#### Records supplied
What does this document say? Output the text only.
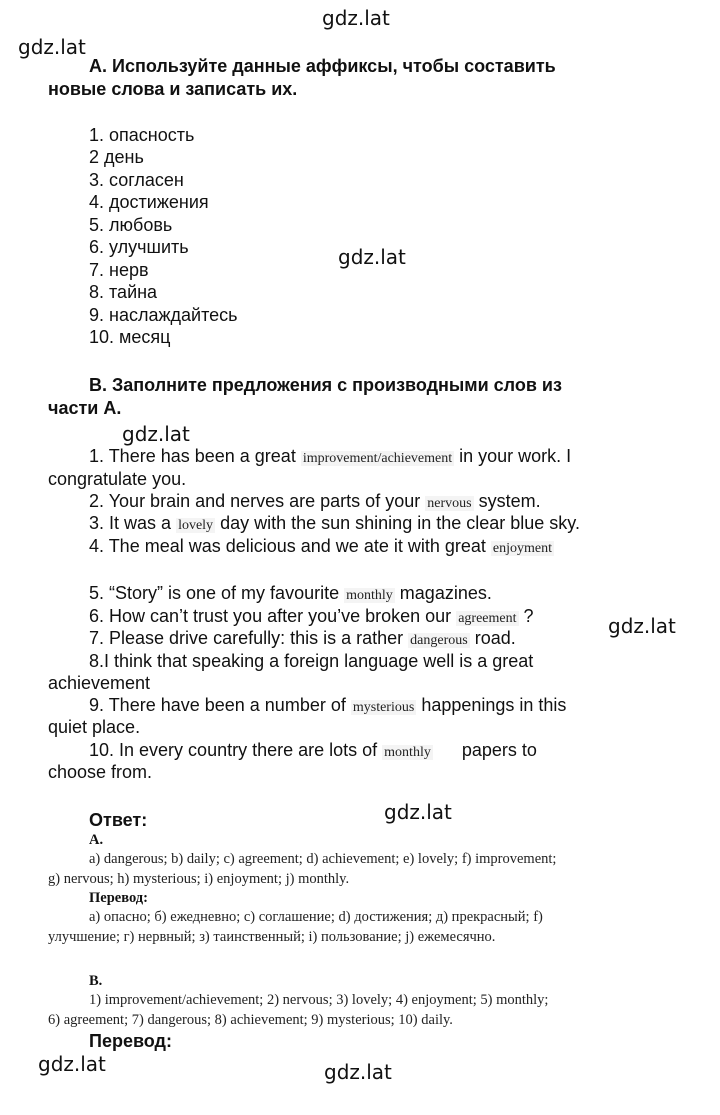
gdz.lat
gdz.lat
gdz.lat
gdz.lat
gdz.lat
gdz.lat
gdz.lat	gdz.lat
A. Используйте данные аффиксы, чтобы составить
новые слова и записать их.
1. опасность
2 день
3. согласен
4. достижения
5. любовь
6. улучшить
7. нерв
8. тайна
9. наслаждайтесь
10. месяц
B. Заполните предложения с производными слов из
части А.
1. There has been a great improvement/achievement in your work. I
congratulate you.
2. Your brain and nerves are parts of your nervous system.
3. It was a lovely day with the sun shining in the clear blue sky.
4. The meal was delicious and we ate it with great enjoyment
5. “Story” is one of my favourite monthly magazines.
6. How can’t trust you after you’ve broken our agreement ?
7. Please drive carefully: this is a rather dangerous road.
8.I think that speaking a foreign language well is a great
achievement
9. There have been a number of mysterious happenings in this
quiet place.
10. In every country there are lots of monthly papers to
choose from.
Ответ:
A.
a) dangerous; b) daily; c) agreement; d) achievement; e) lovely; f) improvement;
g) nervous; h) mysterious; i) enjoyment; j) monthly.
Перевод:
а) опасно; б) ежедневно; с) соглашение; d) достижения; д) прекрасный; f)
улучшение; г) нервный; з) таинственный; i) пользование; j) ежемесячно.
B.
1) improvement/achievement; 2) nervous; 3) lovely; 4) enjoyment; 5) monthly;
6) agreement; 7) dangerous; 8) achievement; 9) mysterious; 10) daily.
Перевод:
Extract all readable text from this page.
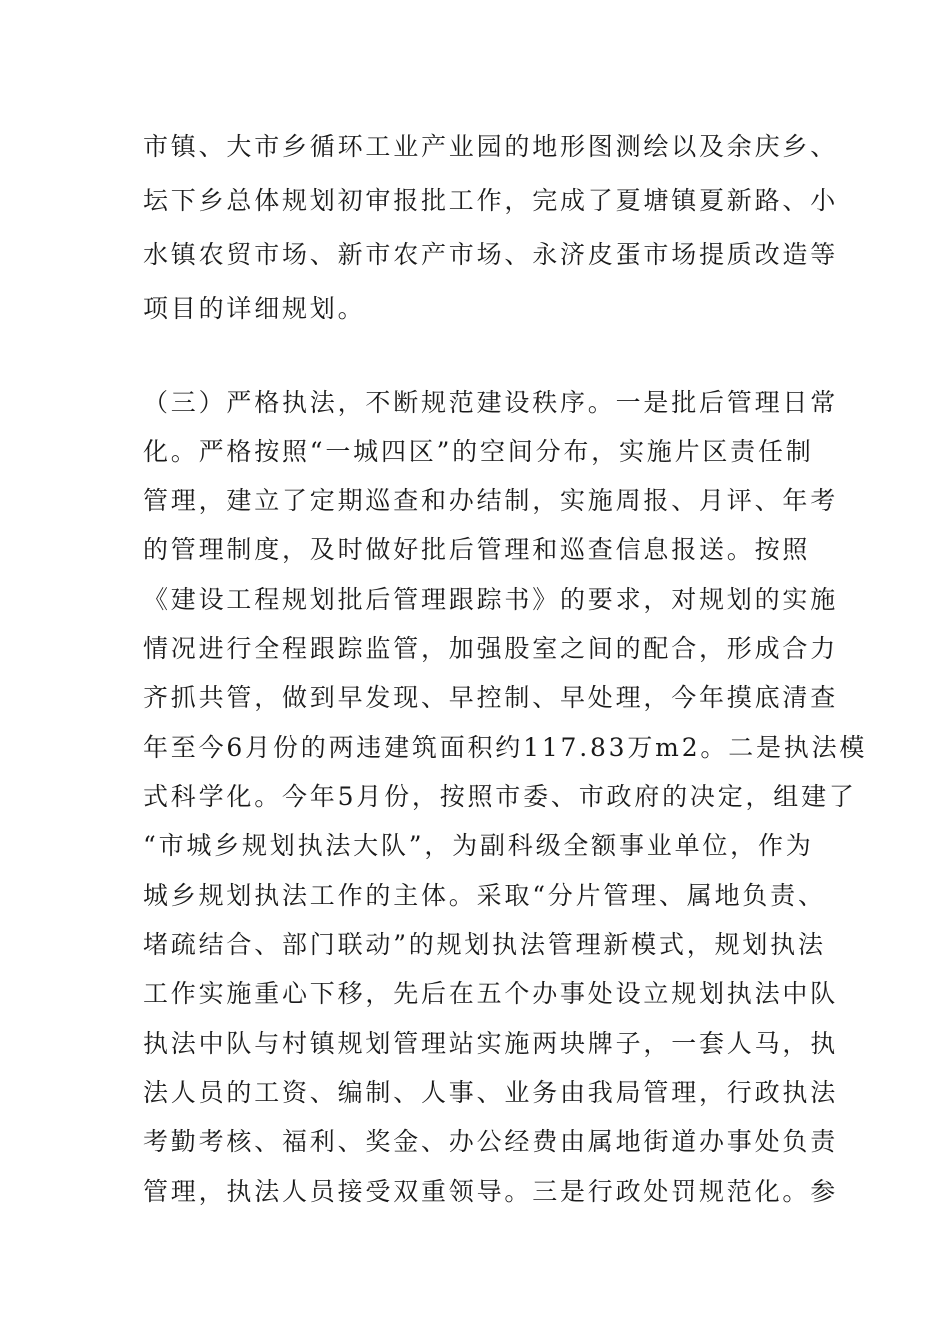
市镇、大市乡循环工业产业园的地形图测绘以及余庆乡、
坛下乡总体规划初审报批工作，完成了夏塘镇夏新路、小
水镇农贸市场、新市农产市场、永济皮蛋市场提质改造等
项目的详细规划。
（三）严格执法，不断规范建设秩序。一是批后管理日常
化。严格按照“一城四区”的空间分布，实施片区责任制
管理，建立了定期巡查和办结制，实施周报、月评、年考
的管理制度，及时做好批后管理和巡查信息报送。按照
《建设工程规划批后管理跟踪书》的要求，对规划的实施
情况进行全程跟踪监管，加强股室之间的配合，形成合力
齐抓共管，做到早发现、早控制、早处理，今年摸底清查
年至今6月份的两违建筑面积约117.83万m2。二是执法模
式科学化。今年5月份，按照市委、市政府的决定，组建了
“市城乡规划执法大队”，为副科级全额事业单位，作为
城乡规划执法工作的主体。采取“分片管理、属地负责、
堵疏结合、部门联动”的规划执法管理新模式，规划执法
工作实施重心下移，先后在五个办事处设立规划执法中队
执法中队与村镇规划管理站实施两块牌子，一套人马，执
法人员的工资、编制、人事、业务由我局管理，行政执法
考勤考核、福利、奖金、办公经费由属地街道办事处负责
管理，执法人员接受双重领导。三是行政处罚规范化。参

#### Exercise task
Set down the material exactly, every line of it, except for the pictures.

#### Response
What does this document say? Output the text only.
gdz.lat
gdz.lat
gdz.lat
gdz.lat
gdz.lat
gdz.lat
gdz.lat	gdz.lat
A. Используйте данные аффиксы, чтобы составить
новые слова и записать их.
1. опасность
2 день
3. согласен
4. достижения
5. любовь
6. улучшить
7. нерв
8. тайна
9. наслаждайтесь
10. месяц
B. Заполните предложения с производными слов из
части А.
1. There has been a great improvement/achievement in your work. I
congratulate you.
2. Your brain and nerves are parts of your nervous system.
3. It was a lovely day with the sun shining in the clear blue sky.
4. The meal was delicious and we ate it with great enjoyment
5. “Story” is one of my favourite monthly magazines.
6. How can’t trust you after you’ve broken our agreement ?
7. Please drive carefully: this is a rather dangerous road.
8.I think that speaking a foreign language well is a great
achievement
9. There have been a number of mysterious happenings in this
quiet place.
10. In every country there are lots of monthly papers to
choose from.
Ответ:
A.
a) dangerous; b) daily; c) agreement; d) achievement; e) lovely; f) improvement;
g) nervous; h) mysterious; i) enjoyment; j) monthly.
Перевод:
а) опасно; б) ежедневно; с) соглашение; d) достижения; д) прекрасный; f)
улучшение; г) нервный; з) таинственный; i) пользование; j) ежемесячно.
B.
1) improvement/achievement; 2) nervous; 3) lovely; 4) enjoyment; 5) monthly;
6) agreement; 7) dangerous; 8) achievement; 9) mysterious; 10) daily.
Перевод:
Extract all readable text from this page.
市镇、大市乡循环工业产业园的地形图测绘以及余庆乡、
坛下乡总体规划初审报批工作，完成了夏塘镇夏新路、小
水镇农贸市场、新市农产市场、永济皮蛋市场提质改造等
项目的详细规划。
（三）严格执法，不断规范建设秩序。一是批后管理日常
化。严格按照“一城四区”的空间分布，实施片区责任制
管理，建立了定期巡查和办结制，实施周报、月评、年考
的管理制度，及时做好批后管理和巡查信息报送。按照
《建设工程规划批后管理跟踪书》的要求，对规划的实施
情况进行全程跟踪监管，加强股室之间的配合，形成合力
齐抓共管，做到早发现、早控制、早处理，今年摸底清查
年至今6月份的两违建筑面积约117.83万m2。二是执法模
式科学化。今年5月份，按照市委、市政府的决定，组建了
“市城乡规划执法大队”，为副科级全额事业单位，作为
城乡规划执法工作的主体。采取“分片管理、属地负责、
堵疏结合、部门联动”的规划执法管理新模式，规划执法
工作实施重心下移，先后在五个办事处设立规划执法中队
执法中队与村镇规划管理站实施两块牌子，一套人马，执
法人员的工资、编制、人事、业务由我局管理，行政执法
考勤考核、福利、奖金、办公经费由属地街道办事处负责
管理，执法人员接受双重领导。三是行政处罚规范化。参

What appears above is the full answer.